Written instruction: Each line containing the word "square" should be found and copied.

Exercise material:

========================================

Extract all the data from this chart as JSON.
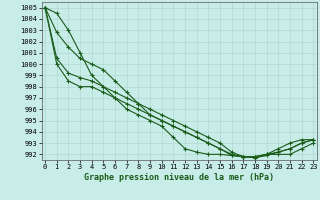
{
  "title": "Graphe pression niveau de la mer (hPa)",
  "hours": [
    0,
    1,
    2,
    3,
    4,
    5,
    6,
    7,
    8,
    9,
    10,
    11,
    12,
    13,
    14,
    15,
    16,
    17,
    18,
    19,
    20,
    21,
    22,
    23
  ],
  "ylim": [
    991.5,
    1005.5
  ],
  "xlim": [
    -0.3,
    23.3
  ],
  "yticks": [
    992,
    993,
    994,
    995,
    996,
    997,
    998,
    999,
    1000,
    1001,
    1002,
    1003,
    1004,
    1005
  ],
  "bg_color": "#c8ece8",
  "grid_color": "#b0d8d0",
  "line_color": "#1a5c1a",
  "series": [
    [
      1005,
      1004.5,
      1003,
      1001,
      999,
      998,
      997,
      996,
      995.5,
      995,
      994.5,
      993.5,
      992.5,
      992.2,
      992,
      992,
      991.9,
      991.8,
      991.8,
      992,
      992,
      992,
      992.5,
      993
    ],
    [
      1005,
      1002.8,
      1001.5,
      1000.5,
      1000,
      999.5,
      998.5,
      997.5,
      996.5,
      995.5,
      995,
      994.5,
      994,
      993.5,
      993,
      992.5,
      992,
      991.8,
      991.8,
      992,
      992.5,
      993,
      993.3,
      993.3
    ],
    [
      1005,
      1000.5,
      999.2,
      998.8,
      998.5,
      998.0,
      997.5,
      997.0,
      996.5,
      996.0,
      995.5,
      995.0,
      994.5,
      994.0,
      993.5,
      993.0,
      992.2,
      991.8,
      991.7,
      992.0,
      992.2,
      992.5,
      993.0,
      993.3
    ],
    [
      1005,
      1000.0,
      998.5,
      998.0,
      998.0,
      997.5,
      997.0,
      996.5,
      996.0,
      995.5,
      995.0,
      994.5,
      994.0,
      993.5,
      993.0,
      992.5,
      991.9,
      991.8,
      991.7,
      991.9,
      992.2,
      992.5,
      993.0,
      993.3
    ]
  ]
}
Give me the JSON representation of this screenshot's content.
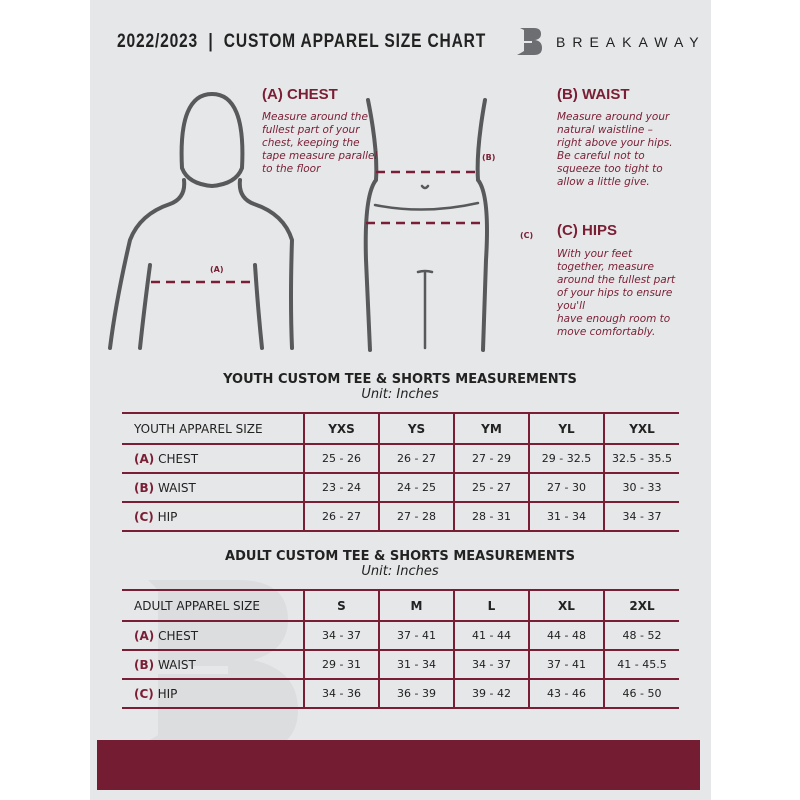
{
  "header": {
    "title": "2022/2023  |  CUSTOM APPAREL SIZE CHART",
    "brand": "BREAKAWAY",
    "logo_letter": "B"
  },
  "colors": {
    "accent": "#7a1e35",
    "background": "#e6e7e8",
    "footer": "#731c32"
  },
  "chest": {
    "heading": "(A) CHEST",
    "marker": "(A)",
    "lines": [
      "Measure around the",
      "fullest part of your",
      "chest, keeping the",
      "tape measure parallel",
      "to the floor"
    ]
  },
  "waist": {
    "heading": "(B) WAIST",
    "marker": "(B)",
    "lines": [
      "Measure around your",
      "natural waistline –",
      "right above your hips.",
      "Be careful not to",
      "squeeze too tight to",
      "allow a little give."
    ]
  },
  "hips": {
    "heading": "(C) HIPS",
    "marker": "(C)",
    "lines": [
      "With your feet",
      "together, measure",
      "around the fullest part",
      "of your hips to ensure",
      "you'll",
      "have enough room to",
      "move comfortably."
    ]
  },
  "youth": {
    "title": "YOUTH CUSTOM TEE & SHORTS MEASUREMENTS",
    "unit": "Unit: Inches",
    "size_label": "YOUTH APPAREL SIZE",
    "sizes": [
      "YXS",
      "YS",
      "YM",
      "YL",
      "YXL"
    ],
    "rows": [
      {
        "code": "(A)",
        "name": "CHEST",
        "values": [
          "25 - 26",
          "26 - 27",
          "27 - 29",
          "29 - 32.5",
          "32.5 - 35.5"
        ]
      },
      {
        "code": "(B)",
        "name": "WAIST",
        "values": [
          "23 - 24",
          "24 - 25",
          "25 - 27",
          "27 - 30",
          "30 - 33"
        ]
      },
      {
        "code": "(C)",
        "name": "HIP",
        "values": [
          "26 - 27",
          "27 - 28",
          "28 - 31",
          "31 - 34",
          "34 - 37"
        ]
      }
    ]
  },
  "adult": {
    "title": "ADULT CUSTOM TEE & SHORTS MEASUREMENTS",
    "unit": "Unit: Inches",
    "size_label": "ADULT APPAREL SIZE",
    "sizes": [
      "S",
      "M",
      "L",
      "XL",
      "2XL"
    ],
    "rows": [
      {
        "code": "(A)",
        "name": "CHEST",
        "values": [
          "34 - 37",
          "37 - 41",
          "41 - 44",
          "44 - 48",
          "48 - 52"
        ]
      },
      {
        "code": "(B)",
        "name": "WAIST",
        "values": [
          "29 - 31",
          "31 - 34",
          "34 - 37",
          "37 - 41",
          "41 - 45.5"
        ]
      },
      {
        "code": "(C)",
        "name": "HIP",
        "values": [
          "34 - 36",
          "36 - 39",
          "39 - 42",
          "43 - 46",
          "46 - 50"
        ]
      }
    ]
  }
}
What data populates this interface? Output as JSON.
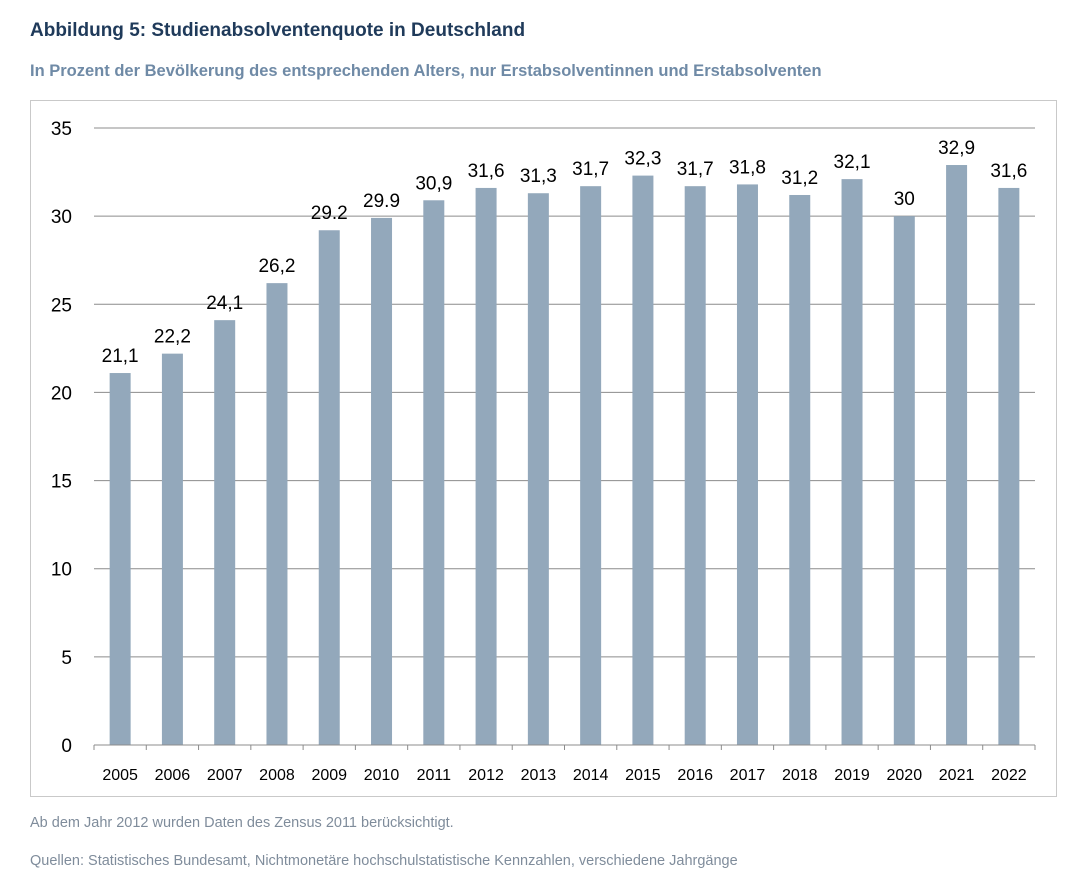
{
  "header": {
    "title": "Abbildung 5: Studienabsolventenquote in Deutschland",
    "subtitle": "In Prozent der Bevölkerung des entsprechenden Alters, nur Erstabsolventinnen und Erstabsolventen"
  },
  "footer": {
    "note": "Ab dem Jahr 2012 wurden Daten des Zensus 2011 berücksichtigt.",
    "source": "Quellen: Statistisches Bundesamt, Nichtmonetäre hochschulstatistische Kennzahlen, verschiedene Jahrgänge"
  },
  "chart_data": {
    "type": "bar",
    "categories": [
      "2005",
      "2006",
      "2007",
      "2008",
      "2009",
      "2010",
      "2011",
      "2012",
      "2013",
      "2014",
      "2015",
      "2016",
      "2017",
      "2018",
      "2019",
      "2020",
      "2021",
      "2022"
    ],
    "values": [
      21.1,
      22.2,
      24.1,
      26.2,
      29.2,
      29.9,
      30.9,
      31.6,
      31.3,
      31.7,
      32.3,
      31.7,
      31.8,
      31.2,
      32.1,
      30,
      32.9,
      31.6
    ],
    "data_labels": [
      "21,1",
      "22,2",
      "24,1",
      "26,2",
      "29.2",
      "29.9",
      "30,9",
      "31,6",
      "31,3",
      "31,7",
      "32,3",
      "31,7",
      "31,8",
      "31,2",
      "32,1",
      "30",
      "32,9",
      "31,6"
    ],
    "ylim": [
      0,
      35
    ],
    "yticks": [
      0,
      5,
      10,
      15,
      20,
      25,
      30,
      35
    ],
    "grid": true,
    "legend": "none",
    "bar_color": "#93a8bb",
    "grid_color": "#8c8c8c"
  }
}
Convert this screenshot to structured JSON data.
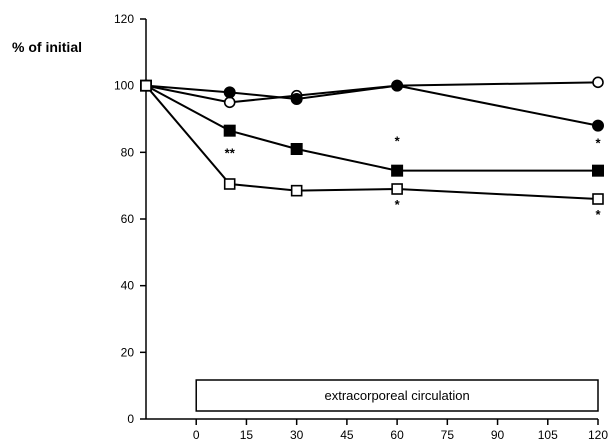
{
  "chart_data": {
    "type": "line",
    "ylabel": "% of initial",
    "xlabel": "",
    "xlim": [
      -15,
      120
    ],
    "ylim": [
      0,
      120
    ],
    "x_ticks": [
      0,
      15,
      30,
      45,
      60,
      75,
      90,
      105,
      120
    ],
    "y_ticks": [
      0,
      20,
      40,
      60,
      80,
      100,
      120
    ],
    "grid": false,
    "legend": "none",
    "series": [
      {
        "marker": "open-circle",
        "x": [
          -15,
          10,
          30,
          60,
          120
        ],
        "y": [
          100,
          95,
          97,
          100,
          101
        ]
      },
      {
        "marker": "filled-circle",
        "x": [
          -15,
          10,
          30,
          60,
          120
        ],
        "y": [
          100,
          98,
          96,
          100,
          88
        ]
      },
      {
        "marker": "filled-square",
        "x": [
          -15,
          10,
          30,
          60,
          120
        ],
        "y": [
          100,
          86.5,
          81,
          74.5,
          74.5
        ]
      },
      {
        "marker": "open-square",
        "x": [
          -15,
          10,
          30,
          60,
          120
        ],
        "y": [
          100,
          70.5,
          68.5,
          69,
          66
        ]
      }
    ],
    "annotations": [
      {
        "text": "**",
        "x": 10,
        "y": 78.5
      },
      {
        "text": "*",
        "x": 60,
        "y": 82
      },
      {
        "text": "*",
        "x": 60,
        "y": 63
      },
      {
        "text": "*",
        "x": 120,
        "y": 81.5
      },
      {
        "text": "*",
        "x": 120,
        "y": 60
      }
    ],
    "bar_label": {
      "text": "extracorporeal circulation",
      "x_start": 0,
      "x_end": 120
    }
  }
}
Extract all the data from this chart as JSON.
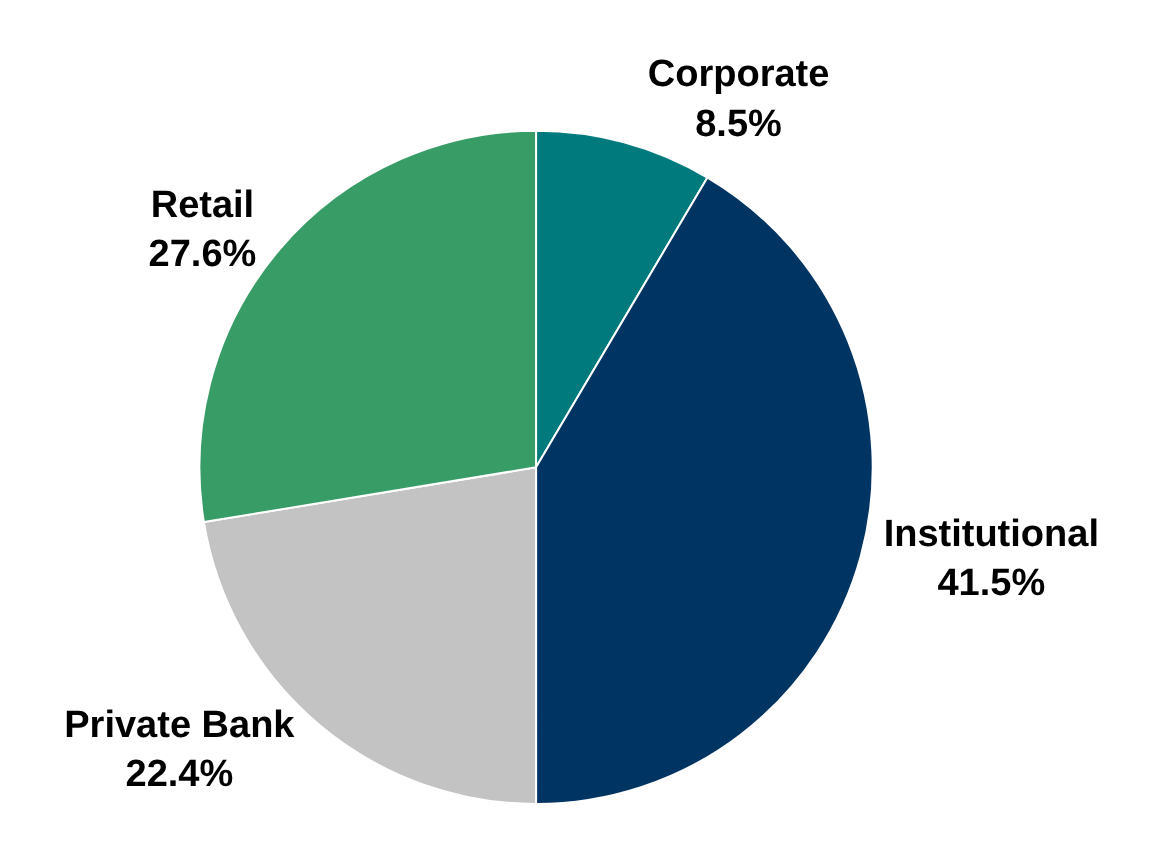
{
  "chart_data": {
    "type": "pie",
    "categories": [
      "Corporate",
      "Institutional",
      "Private Bank",
      "Retail"
    ],
    "values": [
      8.5,
      41.5,
      22.4,
      27.6
    ],
    "value_labels": [
      "8.5%",
      "41.5%",
      "22.4%",
      "27.6%"
    ],
    "colors": [
      "#007a7c",
      "#003462",
      "#c3c3c3",
      "#389c66"
    ],
    "legend": false
  }
}
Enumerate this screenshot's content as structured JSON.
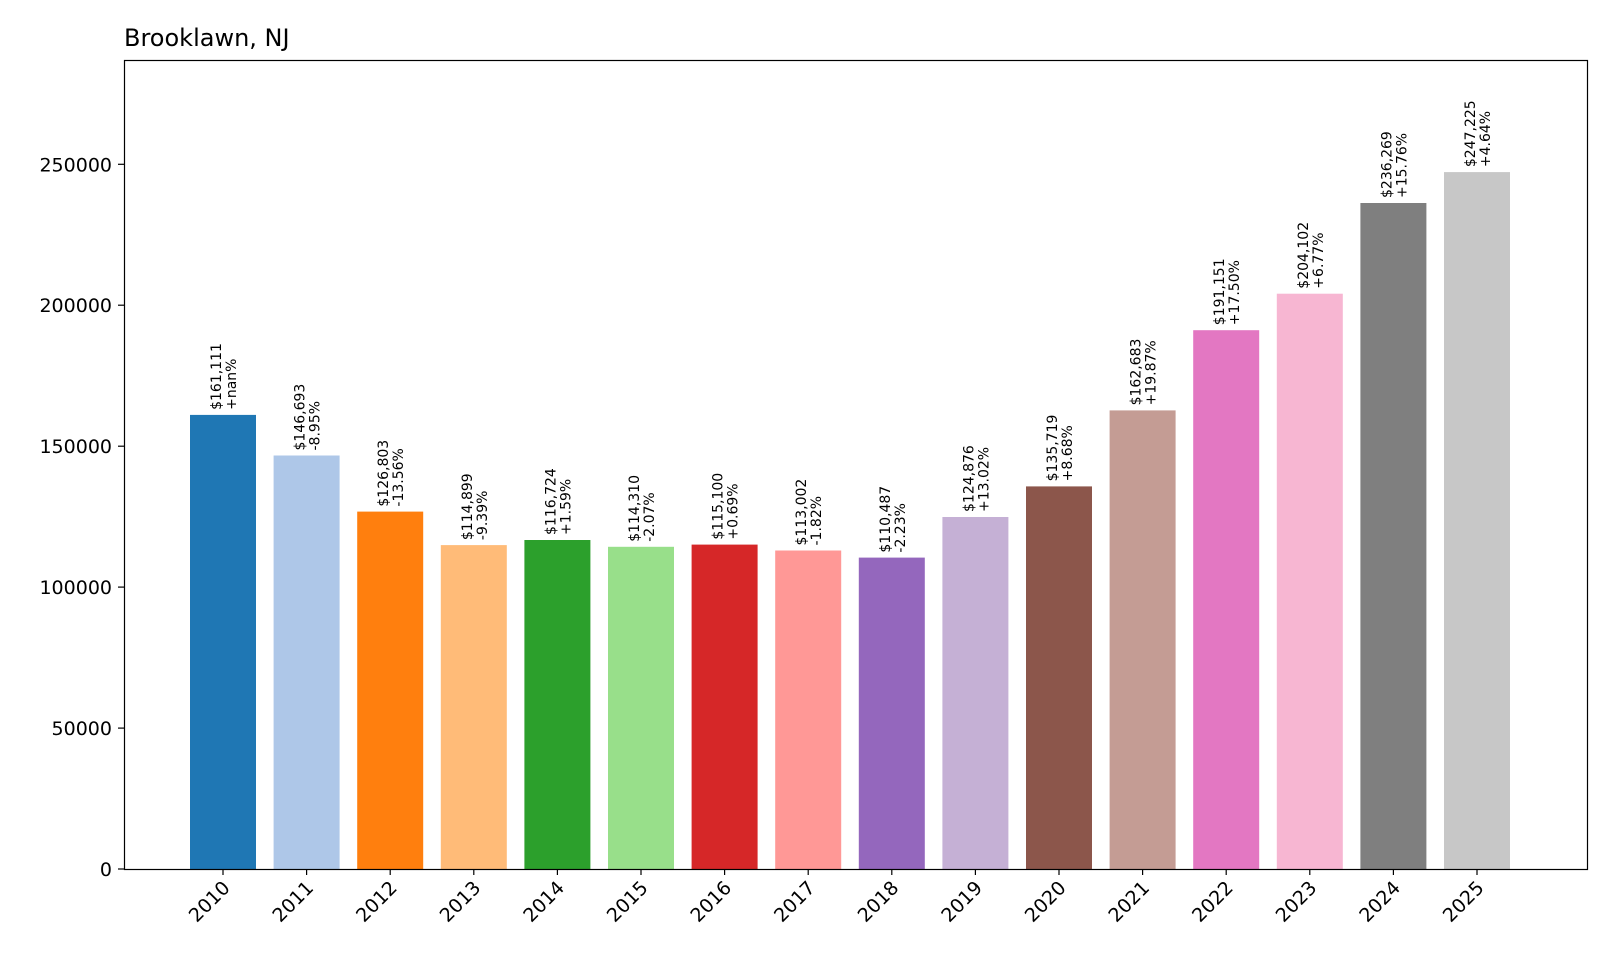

========================================

Completed task:
        "marker": "filled-square",
        "marker": "open-square",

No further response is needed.